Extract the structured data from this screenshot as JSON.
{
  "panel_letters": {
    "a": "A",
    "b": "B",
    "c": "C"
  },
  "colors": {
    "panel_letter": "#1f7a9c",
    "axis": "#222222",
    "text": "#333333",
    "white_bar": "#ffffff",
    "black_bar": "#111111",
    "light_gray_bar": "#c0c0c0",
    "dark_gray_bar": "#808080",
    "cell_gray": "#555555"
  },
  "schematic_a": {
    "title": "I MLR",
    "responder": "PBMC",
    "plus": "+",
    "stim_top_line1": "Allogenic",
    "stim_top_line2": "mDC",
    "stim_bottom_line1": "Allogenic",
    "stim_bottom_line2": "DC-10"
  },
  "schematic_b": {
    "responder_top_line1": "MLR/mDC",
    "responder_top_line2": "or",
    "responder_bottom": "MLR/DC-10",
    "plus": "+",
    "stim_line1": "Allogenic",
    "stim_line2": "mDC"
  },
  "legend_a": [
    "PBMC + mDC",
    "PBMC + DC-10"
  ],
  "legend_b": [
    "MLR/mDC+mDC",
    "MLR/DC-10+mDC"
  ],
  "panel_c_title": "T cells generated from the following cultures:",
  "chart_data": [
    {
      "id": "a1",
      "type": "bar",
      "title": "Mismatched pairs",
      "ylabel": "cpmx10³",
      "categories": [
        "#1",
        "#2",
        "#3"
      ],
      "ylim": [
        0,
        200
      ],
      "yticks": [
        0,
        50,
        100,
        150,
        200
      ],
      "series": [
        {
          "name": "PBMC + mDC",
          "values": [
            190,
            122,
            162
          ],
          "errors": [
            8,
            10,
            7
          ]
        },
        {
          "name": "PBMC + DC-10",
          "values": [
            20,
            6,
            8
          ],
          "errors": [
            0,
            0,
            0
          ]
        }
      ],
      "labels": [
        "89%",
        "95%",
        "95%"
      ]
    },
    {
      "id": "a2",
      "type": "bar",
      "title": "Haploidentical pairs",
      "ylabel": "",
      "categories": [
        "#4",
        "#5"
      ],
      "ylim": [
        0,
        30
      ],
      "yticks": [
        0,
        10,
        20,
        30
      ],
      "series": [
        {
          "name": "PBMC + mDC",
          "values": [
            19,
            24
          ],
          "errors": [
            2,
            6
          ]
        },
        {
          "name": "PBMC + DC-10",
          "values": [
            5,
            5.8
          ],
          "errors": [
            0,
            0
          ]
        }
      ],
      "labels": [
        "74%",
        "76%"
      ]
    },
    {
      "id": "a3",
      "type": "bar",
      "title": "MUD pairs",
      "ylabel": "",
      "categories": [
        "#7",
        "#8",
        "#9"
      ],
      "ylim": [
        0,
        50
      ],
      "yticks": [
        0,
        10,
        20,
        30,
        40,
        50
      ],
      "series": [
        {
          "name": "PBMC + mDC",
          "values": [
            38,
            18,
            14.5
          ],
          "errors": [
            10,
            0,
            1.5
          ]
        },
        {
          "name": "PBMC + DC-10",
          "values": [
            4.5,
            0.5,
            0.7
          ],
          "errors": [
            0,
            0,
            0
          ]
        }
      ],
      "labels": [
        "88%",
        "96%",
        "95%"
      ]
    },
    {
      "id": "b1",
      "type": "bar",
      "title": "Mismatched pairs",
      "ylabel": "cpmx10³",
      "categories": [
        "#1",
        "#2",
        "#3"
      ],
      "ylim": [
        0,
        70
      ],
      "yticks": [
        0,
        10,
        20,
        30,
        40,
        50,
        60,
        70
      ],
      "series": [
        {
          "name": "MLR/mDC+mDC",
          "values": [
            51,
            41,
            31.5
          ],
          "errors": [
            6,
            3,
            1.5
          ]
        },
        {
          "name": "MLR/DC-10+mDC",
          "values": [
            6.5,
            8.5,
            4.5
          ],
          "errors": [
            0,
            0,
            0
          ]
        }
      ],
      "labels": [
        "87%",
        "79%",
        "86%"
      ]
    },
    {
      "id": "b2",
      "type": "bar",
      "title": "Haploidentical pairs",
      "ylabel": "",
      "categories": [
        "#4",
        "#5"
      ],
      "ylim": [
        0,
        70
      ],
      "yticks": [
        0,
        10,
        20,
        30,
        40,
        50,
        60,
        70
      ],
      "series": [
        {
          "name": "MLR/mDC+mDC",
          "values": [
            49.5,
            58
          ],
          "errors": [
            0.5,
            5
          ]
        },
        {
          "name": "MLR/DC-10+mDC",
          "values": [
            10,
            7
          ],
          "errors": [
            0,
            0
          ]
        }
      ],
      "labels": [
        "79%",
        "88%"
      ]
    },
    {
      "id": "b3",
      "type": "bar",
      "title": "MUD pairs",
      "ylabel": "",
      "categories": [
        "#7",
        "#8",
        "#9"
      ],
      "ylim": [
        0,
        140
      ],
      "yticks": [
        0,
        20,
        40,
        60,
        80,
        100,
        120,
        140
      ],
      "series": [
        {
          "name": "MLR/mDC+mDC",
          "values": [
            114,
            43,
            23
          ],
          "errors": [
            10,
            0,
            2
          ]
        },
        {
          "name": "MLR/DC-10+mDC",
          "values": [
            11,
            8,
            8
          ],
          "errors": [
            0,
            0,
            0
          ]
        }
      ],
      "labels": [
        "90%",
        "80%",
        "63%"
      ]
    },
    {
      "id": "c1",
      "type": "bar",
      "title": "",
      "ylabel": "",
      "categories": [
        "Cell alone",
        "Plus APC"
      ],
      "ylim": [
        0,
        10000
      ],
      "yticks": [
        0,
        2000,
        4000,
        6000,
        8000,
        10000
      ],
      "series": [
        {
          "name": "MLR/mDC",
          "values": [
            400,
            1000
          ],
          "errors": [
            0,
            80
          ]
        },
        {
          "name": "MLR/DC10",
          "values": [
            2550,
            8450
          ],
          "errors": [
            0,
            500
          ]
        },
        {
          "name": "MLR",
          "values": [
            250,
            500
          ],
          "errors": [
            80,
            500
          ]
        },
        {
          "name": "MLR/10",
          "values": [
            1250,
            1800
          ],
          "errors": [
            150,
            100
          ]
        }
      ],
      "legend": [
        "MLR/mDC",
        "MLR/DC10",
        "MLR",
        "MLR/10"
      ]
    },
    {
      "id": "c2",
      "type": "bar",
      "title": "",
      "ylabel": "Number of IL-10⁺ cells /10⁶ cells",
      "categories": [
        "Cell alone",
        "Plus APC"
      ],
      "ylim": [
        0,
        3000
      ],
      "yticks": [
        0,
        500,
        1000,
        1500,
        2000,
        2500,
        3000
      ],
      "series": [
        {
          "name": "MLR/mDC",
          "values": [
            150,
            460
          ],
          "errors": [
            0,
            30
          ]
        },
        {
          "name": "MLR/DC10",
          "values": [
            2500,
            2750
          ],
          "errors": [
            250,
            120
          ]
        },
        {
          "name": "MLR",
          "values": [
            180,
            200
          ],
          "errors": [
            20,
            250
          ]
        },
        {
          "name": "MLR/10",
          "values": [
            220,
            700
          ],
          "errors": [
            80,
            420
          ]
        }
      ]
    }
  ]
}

- - -

• What to work on: Would you write the material out again, exactly as given above?

• Your solution:
Extract the structured data from this screenshot as JSON.
{
  "panel_letters": {
    "a": "A",
    "b": "B",
    "c": "C"
  },
  "colors": {
    "panel_letter": "#1f7a9c",
    "axis": "#222222",
    "text": "#333333",
    "white_bar": "#ffffff",
    "black_bar": "#111111",
    "light_gray_bar": "#c0c0c0",
    "dark_gray_bar": "#808080",
    "cell_gray": "#555555"
  },
  "schematic_a": {
    "title": "I MLR",
    "responder": "PBMC",
    "plus": "+",
    "stim_top_line1": "Allogenic",
    "stim_top_line2": "mDC",
    "stim_bottom_line1": "Allogenic",
    "stim_bottom_line2": "DC-10"
  },
  "schematic_b": {
    "responder_top_line1": "MLR/mDC",
    "responder_top_line2": "or",
    "responder_bottom": "MLR/DC-10",
    "plus": "+",
    "stim_line1": "Allogenic",
    "stim_line2": "mDC"
  },
  "legend_a": [
    "PBMC + mDC",
    "PBMC + DC-10"
  ],
  "legend_b": [
    "MLR/mDC+mDC",
    "MLR/DC-10+mDC"
  ],
  "panel_c_title": "T cells generated from the following cultures:",
  "chart_data": [
    {
      "id": "a1",
      "type": "bar",
      "title": "Mismatched pairs",
      "ylabel": "cpmx10³",
      "categories": [
        "#1",
        "#2",
        "#3"
      ],
      "ylim": [
        0,
        200
      ],
      "yticks": [
        0,
        50,
        100,
        150,
        200
      ],
      "series": [
        {
          "name": "PBMC + mDC",
          "values": [
            190,
            122,
            162
          ],
          "errors": [
            8,
            10,
            7
          ]
        },
        {
          "name": "PBMC + DC-10",
          "values": [
            20,
            6,
            8
          ],
          "errors": [
            0,
            0,
            0
          ]
        }
      ],
      "labels": [
        "89%",
        "95%",
        "95%"
      ]
    },
    {
      "id": "a2",
      "type": "bar",
      "title": "Haploidentical pairs",
      "ylabel": "",
      "categories": [
        "#4",
        "#5"
      ],
      "ylim": [
        0,
        30
      ],
      "yticks": [
        0,
        10,
        20,
        30
      ],
      "series": [
        {
          "name": "PBMC + mDC",
          "values": [
            19,
            24
          ],
          "errors": [
            2,
            6
          ]
        },
        {
          "name": "PBMC + DC-10",
          "values": [
            5,
            5.8
          ],
          "errors": [
            0,
            0
          ]
        }
      ],
      "labels": [
        "74%",
        "76%"
      ]
    },
    {
      "id": "a3",
      "type": "bar",
      "title": "MUD pairs",
      "ylabel": "",
      "categories": [
        "#7",
        "#8",
        "#9"
      ],
      "ylim": [
        0,
        50
      ],
      "yticks": [
        0,
        10,
        20,
        30,
        40,
        50
      ],
      "series": [
        {
          "name": "PBMC + mDC",
          "values": [
            38,
            18,
            14.5
          ],
          "errors": [
            10,
            0,
            1.5
          ]
        },
        {
          "name": "PBMC + DC-10",
          "values": [
            4.5,
            0.5,
            0.7
          ],
          "errors": [
            0,
            0,
            0
          ]
        }
      ],
      "labels": [
        "88%",
        "96%",
        "95%"
      ]
    },
    {
      "id": "b1",
      "type": "bar",
      "title": "Mismatched pairs",
      "ylabel": "cpmx10³",
      "categories": [
        "#1",
        "#2",
        "#3"
      ],
      "ylim": [
        0,
        70
      ],
      "yticks": [
        0,
        10,
        20,
        30,
        40,
        50,
        60,
        70
      ],
      "series": [
        {
          "name": "MLR/mDC+mDC",
          "values": [
            51,
            41,
            31.5
          ],
          "errors": [
            6,
            3,
            1.5
          ]
        },
        {
          "name": "MLR/DC-10+mDC",
          "values": [
            6.5,
            8.5,
            4.5
          ],
          "errors": [
            0,
            0,
            0
          ]
        }
      ],
      "labels": [
        "87%",
        "79%",
        "86%"
      ]
    },
    {
      "id": "b2",
      "type": "bar",
      "title": "Haploidentical pairs",
      "ylabel": "",
      "categories": [
        "#4",
        "#5"
      ],
      "ylim": [
        0,
        70
      ],
      "yticks": [
        0,
        10,
        20,
        30,
        40,
        50,
        60,
        70
      ],
      "series": [
        {
          "name": "MLR/mDC+mDC",
          "values": [
            49.5,
            58
          ],
          "errors": [
            0.5,
            5
          ]
        },
        {
          "name": "MLR/DC-10+mDC",
          "values": [
            10,
            7
          ],
          "errors": [
            0,
            0
          ]
        }
      ],
      "labels": [
        "79%",
        "88%"
      ]
    },
    {
      "id": "b3",
      "type": "bar",
      "title": "MUD pairs",
      "ylabel": "",
      "categories": [
        "#7",
        "#8",
        "#9"
      ],
      "ylim": [
        0,
        140
      ],
      "yticks": [
        0,
        20,
        40,
        60,
        80,
        100,
        120,
        140
      ],
      "series": [
        {
          "name": "MLR/mDC+mDC",
          "values": [
            114,
            43,
            23
          ],
          "errors": [
            10,
            0,
            2
          ]
        },
        {
          "name": "MLR/DC-10+mDC",
          "values": [
            11,
            8,
            8
          ],
          "errors": [
            0,
            0,
            0
          ]
        }
      ],
      "labels": [
        "90%",
        "80%",
        "63%"
      ]
    },
    {
      "id": "c1",
      "type": "bar",
      "title": "",
      "ylabel": "",
      "categories": [
        "Cell alone",
        "Plus APC"
      ],
      "ylim": [
        0,
        10000
      ],
      "yticks": [
        0,
        2000,
        4000,
        6000,
        8000,
        10000
      ],
      "series": [
        {
          "name": "MLR/mDC",
          "values": [
            400,
            1000
          ],
          "errors": [
            0,
            80
          ]
        },
        {
          "name": "MLR/DC10",
          "values": [
            2550,
            8450
          ],
          "errors": [
            0,
            500
          ]
        },
        {
          "name": "MLR",
          "values": [
            250,
            500
          ],
          "errors": [
            80,
            500
          ]
        },
        {
          "name": "MLR/10",
          "values": [
            1250,
            1800
          ],
          "errors": [
            150,
            100
          ]
        }
      ],
      "legend": [
        "MLR/mDC",
        "MLR/DC10",
        "MLR",
        "MLR/10"
      ]
    },
    {
      "id": "c2",
      "type": "bar",
      "title": "",
      "ylabel": "Number of IL-10⁺ cells /10⁶ cells",
      "categories": [
        "Cell alone",
        "Plus APC"
      ],
      "ylim": [
        0,
        3000
      ],
      "yticks": [
        0,
        500,
        1000,
        1500,
        2000,
        2500,
        3000
      ],
      "series": [
        {
          "name": "MLR/mDC",
          "values": [
            150,
            460
          ],
          "errors": [
            0,
            30
          ]
        },
        {
          "name": "MLR/DC10",
          "values": [
            2500,
            2750
          ],
          "errors": [
            250,
            120
          ]
        },
        {
          "name": "MLR",
          "values": [
            180,
            200
          ],
          "errors": [
            20,
            250
          ]
        },
        {
          "name": "MLR/10",
          "values": [
            220,
            700
          ],
          "errors": [
            80,
            420
          ]
        }
      ]
    }
  ]
}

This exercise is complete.